Stored records
▬▬▬▬▬▬▬▬▬▬

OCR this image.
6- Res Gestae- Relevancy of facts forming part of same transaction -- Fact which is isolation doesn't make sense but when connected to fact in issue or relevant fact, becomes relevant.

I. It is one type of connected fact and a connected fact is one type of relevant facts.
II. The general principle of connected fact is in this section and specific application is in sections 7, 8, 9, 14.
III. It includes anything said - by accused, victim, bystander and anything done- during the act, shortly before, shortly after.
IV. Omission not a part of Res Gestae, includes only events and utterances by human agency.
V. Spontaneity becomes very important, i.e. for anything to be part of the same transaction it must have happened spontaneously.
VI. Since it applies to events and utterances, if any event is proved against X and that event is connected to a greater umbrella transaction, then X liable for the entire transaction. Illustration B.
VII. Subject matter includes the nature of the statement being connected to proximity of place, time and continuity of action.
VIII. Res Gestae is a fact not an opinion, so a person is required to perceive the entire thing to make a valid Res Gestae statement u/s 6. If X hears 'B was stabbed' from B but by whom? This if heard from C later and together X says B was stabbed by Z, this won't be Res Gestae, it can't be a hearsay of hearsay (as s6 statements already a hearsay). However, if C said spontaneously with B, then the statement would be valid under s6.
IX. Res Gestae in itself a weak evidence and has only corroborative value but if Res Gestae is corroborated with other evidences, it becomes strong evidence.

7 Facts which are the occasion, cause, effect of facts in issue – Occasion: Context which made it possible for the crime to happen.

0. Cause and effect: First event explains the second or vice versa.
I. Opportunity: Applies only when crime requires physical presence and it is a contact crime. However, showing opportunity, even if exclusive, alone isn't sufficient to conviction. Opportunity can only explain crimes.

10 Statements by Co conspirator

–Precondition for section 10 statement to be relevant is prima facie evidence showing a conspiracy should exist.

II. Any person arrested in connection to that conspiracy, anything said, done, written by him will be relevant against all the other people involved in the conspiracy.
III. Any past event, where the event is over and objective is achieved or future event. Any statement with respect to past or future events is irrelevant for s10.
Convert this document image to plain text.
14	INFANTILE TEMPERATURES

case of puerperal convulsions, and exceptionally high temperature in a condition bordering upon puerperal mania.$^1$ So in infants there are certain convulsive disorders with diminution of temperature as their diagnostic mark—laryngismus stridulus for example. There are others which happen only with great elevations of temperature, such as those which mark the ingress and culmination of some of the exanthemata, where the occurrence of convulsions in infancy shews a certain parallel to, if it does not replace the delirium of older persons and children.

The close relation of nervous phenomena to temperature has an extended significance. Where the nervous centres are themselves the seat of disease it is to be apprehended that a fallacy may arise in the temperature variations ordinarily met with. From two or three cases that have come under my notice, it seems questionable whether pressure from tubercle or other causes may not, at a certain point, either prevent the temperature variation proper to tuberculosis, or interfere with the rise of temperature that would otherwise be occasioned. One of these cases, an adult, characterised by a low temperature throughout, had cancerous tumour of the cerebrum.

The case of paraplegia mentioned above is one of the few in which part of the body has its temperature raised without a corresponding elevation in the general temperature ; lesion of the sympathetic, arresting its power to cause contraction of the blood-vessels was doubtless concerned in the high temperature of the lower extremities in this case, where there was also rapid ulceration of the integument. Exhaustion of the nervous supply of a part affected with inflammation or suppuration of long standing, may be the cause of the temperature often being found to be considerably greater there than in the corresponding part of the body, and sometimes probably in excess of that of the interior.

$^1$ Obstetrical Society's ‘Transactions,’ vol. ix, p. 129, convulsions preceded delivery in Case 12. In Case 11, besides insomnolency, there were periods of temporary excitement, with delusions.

▬▬▬▬▬▬▬▬▬▬

§ **EXERCISE REQUIREMENTS**: Look above for lines with the word "image" and copy them all.

§ **RESPONSE FOR THIS EXERCISE**:
OCR this image.
Convert this document image to plain text.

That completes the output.